> **EXERCISE INPUT**:
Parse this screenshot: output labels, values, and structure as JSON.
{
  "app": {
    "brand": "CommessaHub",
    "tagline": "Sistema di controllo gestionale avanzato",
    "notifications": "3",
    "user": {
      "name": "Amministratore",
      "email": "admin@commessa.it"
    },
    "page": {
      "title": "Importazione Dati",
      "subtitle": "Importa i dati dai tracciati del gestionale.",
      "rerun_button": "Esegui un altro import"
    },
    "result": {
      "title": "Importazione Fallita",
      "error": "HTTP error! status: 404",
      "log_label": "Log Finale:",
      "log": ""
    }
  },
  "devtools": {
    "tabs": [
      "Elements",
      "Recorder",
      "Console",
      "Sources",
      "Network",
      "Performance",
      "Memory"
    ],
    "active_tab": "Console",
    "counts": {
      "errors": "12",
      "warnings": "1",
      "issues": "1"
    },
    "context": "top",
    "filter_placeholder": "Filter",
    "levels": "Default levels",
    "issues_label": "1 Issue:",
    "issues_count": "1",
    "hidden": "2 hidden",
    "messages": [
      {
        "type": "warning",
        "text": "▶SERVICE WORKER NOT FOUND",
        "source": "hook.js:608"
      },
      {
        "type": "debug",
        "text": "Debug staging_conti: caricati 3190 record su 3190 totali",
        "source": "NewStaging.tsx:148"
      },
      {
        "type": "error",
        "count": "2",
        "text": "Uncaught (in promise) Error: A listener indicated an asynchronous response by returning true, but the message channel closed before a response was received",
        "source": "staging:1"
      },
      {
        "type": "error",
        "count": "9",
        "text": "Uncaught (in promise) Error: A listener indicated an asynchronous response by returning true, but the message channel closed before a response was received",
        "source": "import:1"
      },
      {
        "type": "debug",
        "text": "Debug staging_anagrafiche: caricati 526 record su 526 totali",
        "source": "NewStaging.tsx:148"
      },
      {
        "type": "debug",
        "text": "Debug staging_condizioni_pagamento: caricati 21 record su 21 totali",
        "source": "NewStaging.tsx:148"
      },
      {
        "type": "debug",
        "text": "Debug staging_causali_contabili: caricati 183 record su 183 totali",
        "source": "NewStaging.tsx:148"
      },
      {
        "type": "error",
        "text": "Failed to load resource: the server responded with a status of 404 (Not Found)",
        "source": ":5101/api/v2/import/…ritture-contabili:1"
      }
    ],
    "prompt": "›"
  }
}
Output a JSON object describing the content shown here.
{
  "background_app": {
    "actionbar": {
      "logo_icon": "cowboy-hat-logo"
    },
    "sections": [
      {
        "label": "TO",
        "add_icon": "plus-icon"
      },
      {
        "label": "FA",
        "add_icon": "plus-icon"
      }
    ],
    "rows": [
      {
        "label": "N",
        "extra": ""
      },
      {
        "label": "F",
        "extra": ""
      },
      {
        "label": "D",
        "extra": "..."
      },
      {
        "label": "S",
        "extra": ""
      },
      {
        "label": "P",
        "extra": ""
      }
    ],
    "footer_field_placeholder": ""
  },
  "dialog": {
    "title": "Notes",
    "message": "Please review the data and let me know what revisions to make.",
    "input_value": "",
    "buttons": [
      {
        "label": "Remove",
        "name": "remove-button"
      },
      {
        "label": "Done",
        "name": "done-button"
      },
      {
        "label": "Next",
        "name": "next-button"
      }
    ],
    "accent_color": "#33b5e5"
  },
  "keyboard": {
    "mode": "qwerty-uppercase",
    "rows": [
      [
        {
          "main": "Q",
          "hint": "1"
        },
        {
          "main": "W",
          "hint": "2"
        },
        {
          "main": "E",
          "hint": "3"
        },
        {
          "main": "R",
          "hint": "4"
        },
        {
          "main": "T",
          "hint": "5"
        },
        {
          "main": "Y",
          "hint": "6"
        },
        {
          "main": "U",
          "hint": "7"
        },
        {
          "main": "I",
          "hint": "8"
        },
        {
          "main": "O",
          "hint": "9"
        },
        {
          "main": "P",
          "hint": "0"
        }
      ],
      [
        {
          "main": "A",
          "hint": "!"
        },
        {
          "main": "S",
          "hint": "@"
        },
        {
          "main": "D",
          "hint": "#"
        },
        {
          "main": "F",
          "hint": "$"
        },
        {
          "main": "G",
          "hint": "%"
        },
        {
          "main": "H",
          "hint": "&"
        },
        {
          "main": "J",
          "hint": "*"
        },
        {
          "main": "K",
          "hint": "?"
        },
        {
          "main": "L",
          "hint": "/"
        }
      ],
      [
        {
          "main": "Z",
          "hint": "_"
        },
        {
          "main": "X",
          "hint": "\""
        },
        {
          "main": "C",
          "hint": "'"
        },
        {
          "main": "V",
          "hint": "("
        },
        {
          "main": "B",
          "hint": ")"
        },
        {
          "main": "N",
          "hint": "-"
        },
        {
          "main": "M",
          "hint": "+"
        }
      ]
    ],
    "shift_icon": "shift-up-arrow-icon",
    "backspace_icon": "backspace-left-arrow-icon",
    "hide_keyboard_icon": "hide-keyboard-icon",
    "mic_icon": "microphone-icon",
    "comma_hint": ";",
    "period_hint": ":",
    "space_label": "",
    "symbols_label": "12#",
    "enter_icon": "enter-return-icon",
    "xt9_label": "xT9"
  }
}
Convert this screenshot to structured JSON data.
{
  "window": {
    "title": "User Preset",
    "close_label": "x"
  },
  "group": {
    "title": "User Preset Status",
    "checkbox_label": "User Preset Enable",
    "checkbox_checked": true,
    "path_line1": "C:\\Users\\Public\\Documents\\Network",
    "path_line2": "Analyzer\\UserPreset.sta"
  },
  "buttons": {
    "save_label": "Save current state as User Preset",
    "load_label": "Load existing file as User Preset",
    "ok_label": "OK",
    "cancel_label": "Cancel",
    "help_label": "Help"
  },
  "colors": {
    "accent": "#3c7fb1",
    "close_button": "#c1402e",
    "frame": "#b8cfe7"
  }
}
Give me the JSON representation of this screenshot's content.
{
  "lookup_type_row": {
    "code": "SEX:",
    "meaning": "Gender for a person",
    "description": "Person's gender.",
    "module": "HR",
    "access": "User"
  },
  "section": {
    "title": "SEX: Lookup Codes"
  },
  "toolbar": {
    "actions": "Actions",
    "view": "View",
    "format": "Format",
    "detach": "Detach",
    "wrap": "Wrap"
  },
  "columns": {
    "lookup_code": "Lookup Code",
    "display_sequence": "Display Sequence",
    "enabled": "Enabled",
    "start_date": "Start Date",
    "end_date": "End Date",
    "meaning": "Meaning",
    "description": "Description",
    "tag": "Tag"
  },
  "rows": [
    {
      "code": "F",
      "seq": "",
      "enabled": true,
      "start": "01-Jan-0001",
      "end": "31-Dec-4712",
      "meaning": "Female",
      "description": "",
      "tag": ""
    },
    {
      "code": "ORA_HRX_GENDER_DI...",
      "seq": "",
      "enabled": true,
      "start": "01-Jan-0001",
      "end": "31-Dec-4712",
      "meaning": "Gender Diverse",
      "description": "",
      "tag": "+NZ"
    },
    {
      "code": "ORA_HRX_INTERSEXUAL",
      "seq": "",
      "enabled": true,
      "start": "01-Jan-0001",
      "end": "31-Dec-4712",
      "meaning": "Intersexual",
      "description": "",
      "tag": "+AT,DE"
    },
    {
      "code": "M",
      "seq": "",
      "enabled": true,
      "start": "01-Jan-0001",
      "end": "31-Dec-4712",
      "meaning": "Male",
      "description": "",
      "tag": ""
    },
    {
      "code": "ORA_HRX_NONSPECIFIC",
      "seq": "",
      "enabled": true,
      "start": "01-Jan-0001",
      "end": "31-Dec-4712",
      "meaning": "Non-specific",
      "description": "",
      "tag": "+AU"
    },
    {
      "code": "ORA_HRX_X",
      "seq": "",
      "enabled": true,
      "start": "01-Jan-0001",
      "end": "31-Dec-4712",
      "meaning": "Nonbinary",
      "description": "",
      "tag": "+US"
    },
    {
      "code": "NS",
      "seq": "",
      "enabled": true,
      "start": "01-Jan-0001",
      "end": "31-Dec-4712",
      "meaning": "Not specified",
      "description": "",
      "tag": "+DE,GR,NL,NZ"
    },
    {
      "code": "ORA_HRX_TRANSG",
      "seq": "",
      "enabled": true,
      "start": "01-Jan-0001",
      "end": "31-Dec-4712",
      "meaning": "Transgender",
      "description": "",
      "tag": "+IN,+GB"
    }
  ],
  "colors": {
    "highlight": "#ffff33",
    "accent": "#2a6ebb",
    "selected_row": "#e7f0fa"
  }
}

> **WHAT IS EXPECTED**:
Look through the material above and pick out each line holding the word "totali".

> **CORRECT RESPONSE**:
        "text": "Debug staging_conti: caricati 3190 record su 3190 totali",
        "text": "Debug staging_anagrafiche: caricati 526 record su 526 totali",
        "text": "Debug staging_condizioni_pagamento: caricati 21 record su 21 totali",
        "text": "Debug staging_causali_contabili: caricati 183 record su 183 totali",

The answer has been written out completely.